═══ Raw data

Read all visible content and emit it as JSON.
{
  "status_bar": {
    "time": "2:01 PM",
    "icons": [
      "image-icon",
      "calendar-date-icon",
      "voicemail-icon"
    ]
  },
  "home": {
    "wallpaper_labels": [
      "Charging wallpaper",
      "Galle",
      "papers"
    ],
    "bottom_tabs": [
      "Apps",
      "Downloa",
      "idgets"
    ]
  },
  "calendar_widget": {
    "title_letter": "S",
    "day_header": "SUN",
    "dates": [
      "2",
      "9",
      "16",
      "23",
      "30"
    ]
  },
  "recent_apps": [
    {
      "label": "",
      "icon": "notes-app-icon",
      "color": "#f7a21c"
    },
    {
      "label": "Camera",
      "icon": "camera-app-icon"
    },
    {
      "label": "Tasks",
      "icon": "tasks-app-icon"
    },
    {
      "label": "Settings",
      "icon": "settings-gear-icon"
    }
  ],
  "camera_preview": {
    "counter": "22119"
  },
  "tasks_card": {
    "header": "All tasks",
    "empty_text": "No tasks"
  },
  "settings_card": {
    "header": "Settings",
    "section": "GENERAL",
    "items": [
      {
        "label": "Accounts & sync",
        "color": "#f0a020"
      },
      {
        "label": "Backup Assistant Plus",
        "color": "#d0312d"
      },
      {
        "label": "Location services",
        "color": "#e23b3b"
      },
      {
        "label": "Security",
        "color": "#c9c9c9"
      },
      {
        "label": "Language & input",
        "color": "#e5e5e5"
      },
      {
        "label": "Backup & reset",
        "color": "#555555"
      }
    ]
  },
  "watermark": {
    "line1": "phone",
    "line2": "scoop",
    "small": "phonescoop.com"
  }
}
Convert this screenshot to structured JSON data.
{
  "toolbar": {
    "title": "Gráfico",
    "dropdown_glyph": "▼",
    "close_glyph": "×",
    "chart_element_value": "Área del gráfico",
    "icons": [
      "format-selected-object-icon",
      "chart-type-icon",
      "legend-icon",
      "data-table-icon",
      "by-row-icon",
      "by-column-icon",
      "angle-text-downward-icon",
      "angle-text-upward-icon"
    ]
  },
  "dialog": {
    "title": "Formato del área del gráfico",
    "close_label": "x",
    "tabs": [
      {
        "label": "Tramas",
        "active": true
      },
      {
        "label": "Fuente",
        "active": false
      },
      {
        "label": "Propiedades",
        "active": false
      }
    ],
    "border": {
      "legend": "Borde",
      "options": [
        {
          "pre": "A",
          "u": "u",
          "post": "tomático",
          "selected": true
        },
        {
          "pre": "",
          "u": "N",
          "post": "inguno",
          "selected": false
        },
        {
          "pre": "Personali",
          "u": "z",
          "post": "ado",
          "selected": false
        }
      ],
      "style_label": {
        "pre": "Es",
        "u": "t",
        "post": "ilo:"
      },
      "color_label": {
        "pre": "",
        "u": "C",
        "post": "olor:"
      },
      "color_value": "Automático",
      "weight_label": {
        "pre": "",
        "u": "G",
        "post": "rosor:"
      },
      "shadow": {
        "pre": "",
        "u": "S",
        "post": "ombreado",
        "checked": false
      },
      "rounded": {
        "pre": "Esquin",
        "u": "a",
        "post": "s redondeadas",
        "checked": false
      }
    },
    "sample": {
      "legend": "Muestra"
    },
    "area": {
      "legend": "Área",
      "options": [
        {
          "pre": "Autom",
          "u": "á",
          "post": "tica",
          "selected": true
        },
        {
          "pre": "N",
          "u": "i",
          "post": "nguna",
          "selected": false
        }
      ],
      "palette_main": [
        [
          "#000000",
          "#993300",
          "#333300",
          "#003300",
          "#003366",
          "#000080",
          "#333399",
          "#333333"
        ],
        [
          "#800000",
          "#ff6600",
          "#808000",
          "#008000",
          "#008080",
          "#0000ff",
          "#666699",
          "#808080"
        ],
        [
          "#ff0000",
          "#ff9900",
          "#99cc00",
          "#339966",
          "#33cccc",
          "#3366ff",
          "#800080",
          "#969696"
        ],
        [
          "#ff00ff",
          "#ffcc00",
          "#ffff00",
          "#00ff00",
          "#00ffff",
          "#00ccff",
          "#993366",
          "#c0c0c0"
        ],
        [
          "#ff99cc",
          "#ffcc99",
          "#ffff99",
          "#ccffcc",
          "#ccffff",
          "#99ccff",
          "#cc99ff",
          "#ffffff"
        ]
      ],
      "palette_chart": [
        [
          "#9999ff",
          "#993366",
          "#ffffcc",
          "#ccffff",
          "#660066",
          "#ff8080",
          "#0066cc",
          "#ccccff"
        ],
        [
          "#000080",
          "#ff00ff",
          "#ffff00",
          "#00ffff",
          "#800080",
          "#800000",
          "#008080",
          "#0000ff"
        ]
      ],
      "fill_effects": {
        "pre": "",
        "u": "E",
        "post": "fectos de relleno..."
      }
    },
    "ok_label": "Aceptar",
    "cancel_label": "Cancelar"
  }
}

══════

The request: Write an exact transcription of every entry above.

Response:
Read all visible content and emit it as JSON.
{
  "status_bar": {
    "time": "2:01 PM",
    "icons": [
      "image-icon",
      "calendar-date-icon",
      "voicemail-icon"
    ]
  },
  "home": {
    "wallpaper_labels": [
      "Charging wallpaper",
      "Galle",
      "papers"
    ],
    "bottom_tabs": [
      "Apps",
      "Downloa",
      "idgets"
    ]
  },
  "calendar_widget": {
    "title_letter": "S",
    "day_header": "SUN",
    "dates": [
      "2",
      "9",
      "16",
      "23",
      "30"
    ]
  },
  "recent_apps": [
    {
      "label": "",
      "icon": "notes-app-icon",
      "color": "#f7a21c"
    },
    {
      "label": "Camera",
      "icon": "camera-app-icon"
    },
    {
      "label": "Tasks",
      "icon": "tasks-app-icon"
    },
    {
      "label": "Settings",
      "icon": "settings-gear-icon"
    }
  ],
  "camera_preview": {
    "counter": "22119"
  },
  "tasks_card": {
    "header": "All tasks",
    "empty_text": "No tasks"
  },
  "settings_card": {
    "header": "Settings",
    "section": "GENERAL",
    "items": [
      {
        "label": "Accounts & sync",
        "color": "#f0a020"
      },
      {
        "label": "Backup Assistant Plus",
        "color": "#d0312d"
      },
      {
        "label": "Location services",
        "color": "#e23b3b"
      },
      {
        "label": "Security",
        "color": "#c9c9c9"
      },
      {
        "label": "Language & input",
        "color": "#e5e5e5"
      },
      {
        "label": "Backup & reset",
        "color": "#555555"
      }
    ]
  },
  "watermark": {
    "line1": "phone",
    "line2": "scoop",
    "small": "phonescoop.com"
  }
}
Convert this screenshot to structured JSON data.
{
  "toolbar": {
    "title": "Gráfico",
    "dropdown_glyph": "▼",
    "close_glyph": "×",
    "chart_element_value": "Área del gráfico",
    "icons": [
      "format-selected-object-icon",
      "chart-type-icon",
      "legend-icon",
      "data-table-icon",
      "by-row-icon",
      "by-column-icon",
      "angle-text-downward-icon",
      "angle-text-upward-icon"
    ]
  },
  "dialog": {
    "title": "Formato del área del gráfico",
    "close_label": "x",
    "tabs": [
      {
        "label": "Tramas",
        "active": true
      },
      {
        "label": "Fuente",
        "active": false
      },
      {
        "label": "Propiedades",
        "active": false
      }
    ],
    "border": {
      "legend": "Borde",
      "options": [
        {
          "pre": "A",
          "u": "u",
          "post": "tomático",
          "selected": true
        },
        {
          "pre": "",
          "u": "N",
          "post": "inguno",
          "selected": false
        },
        {
          "pre": "Personali",
          "u": "z",
          "post": "ado",
          "selected": false
        }
      ],
      "style_label": {
        "pre": "Es",
        "u": "t",
        "post": "ilo:"
      },
      "color_label": {
        "pre": "",
        "u": "C",
        "post": "olor:"
      },
      "color_value": "Automático",
      "weight_label": {
        "pre": "",
        "u": "G",
        "post": "rosor:"
      },
      "shadow": {
        "pre": "",
        "u": "S",
        "post": "ombreado",
        "checked": false
      },
      "rounded": {
        "pre": "Esquin",
        "u": "a",
        "post": "s redondeadas",
        "checked": false
      }
    },
    "sample": {
      "legend": "Muestra"
    },
    "area": {
      "legend": "Área",
      "options": [
        {
          "pre": "Autom",
          "u": "á",
          "post": "tica",
          "selected": true
        },
        {
          "pre": "N",
          "u": "i",
          "post": "nguna",
          "selected": false
        }
      ],
      "palette_main": [
        [
          "#000000",
          "#993300",
          "#333300",
          "#003300",
          "#003366",
          "#000080",
          "#333399",
          "#333333"
        ],
        [
          "#800000",
          "#ff6600",
          "#808000",
          "#008000",
          "#008080",
          "#0000ff",
          "#666699",
          "#808080"
        ],
        [
          "#ff0000",
          "#ff9900",
          "#99cc00",
          "#339966",
          "#33cccc",
          "#3366ff",
          "#800080",
          "#969696"
        ],
        [
          "#ff00ff",
          "#ffcc00",
          "#ffff00",
          "#00ff00",
          "#00ffff",
          "#00ccff",
          "#993366",
          "#c0c0c0"
        ],
        [
          "#ff99cc",
          "#ffcc99",
          "#ffff99",
          "#ccffcc",
          "#ccffff",
          "#99ccff",
          "#cc99ff",
          "#ffffff"
        ]
      ],
      "palette_chart": [
        [
          "#9999ff",
          "#993366",
          "#ffffcc",
          "#ccffff",
          "#660066",
          "#ff8080",
          "#0066cc",
          "#ccccff"
        ],
        [
          "#000080",
          "#ff00ff",
          "#ffff00",
          "#00ffff",
          "#800080",
          "#800000",
          "#008080",
          "#0000ff"
        ]
      ],
      "fill_effects": {
        "pre": "",
        "u": "E",
        "post": "fectos de relleno..."
      }
    },
    "ok_label": "Aceptar",
    "cancel_label": "Cancelar"
  }
}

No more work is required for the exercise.